Dataset listings of figures:
----------------
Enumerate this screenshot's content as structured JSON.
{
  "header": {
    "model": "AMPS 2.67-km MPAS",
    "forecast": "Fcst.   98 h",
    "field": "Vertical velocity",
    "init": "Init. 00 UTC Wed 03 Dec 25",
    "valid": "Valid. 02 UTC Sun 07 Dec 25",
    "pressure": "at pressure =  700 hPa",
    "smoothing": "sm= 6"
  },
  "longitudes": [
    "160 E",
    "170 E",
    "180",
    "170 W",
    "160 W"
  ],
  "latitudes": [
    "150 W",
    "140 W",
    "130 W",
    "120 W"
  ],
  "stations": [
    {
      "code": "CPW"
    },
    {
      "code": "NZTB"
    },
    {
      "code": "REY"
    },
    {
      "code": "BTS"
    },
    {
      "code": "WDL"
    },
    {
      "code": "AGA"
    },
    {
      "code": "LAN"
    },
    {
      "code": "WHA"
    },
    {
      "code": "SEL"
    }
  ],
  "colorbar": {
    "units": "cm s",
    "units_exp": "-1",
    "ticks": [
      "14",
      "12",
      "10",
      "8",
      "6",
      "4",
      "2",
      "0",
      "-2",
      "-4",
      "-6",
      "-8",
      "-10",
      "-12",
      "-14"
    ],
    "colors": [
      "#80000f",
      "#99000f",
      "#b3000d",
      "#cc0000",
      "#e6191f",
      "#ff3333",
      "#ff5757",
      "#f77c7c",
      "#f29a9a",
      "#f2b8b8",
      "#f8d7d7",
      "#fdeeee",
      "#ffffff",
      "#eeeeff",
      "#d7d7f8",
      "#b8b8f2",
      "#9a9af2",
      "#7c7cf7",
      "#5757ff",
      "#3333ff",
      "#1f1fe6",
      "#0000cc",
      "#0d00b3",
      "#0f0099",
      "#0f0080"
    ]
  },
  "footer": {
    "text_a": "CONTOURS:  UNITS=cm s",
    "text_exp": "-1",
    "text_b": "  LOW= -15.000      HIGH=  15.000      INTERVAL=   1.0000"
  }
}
----------------
Identify the lines in the entries that hold "code" and return each one.

      "code": "CPW"
      "code": "NZTB"
      "code": "REY"
      "code": "BTS"
      "code": "WDL"
      "code": "AGA"
      "code": "LAN"
      "code": "WHA"
      "code": "SEL"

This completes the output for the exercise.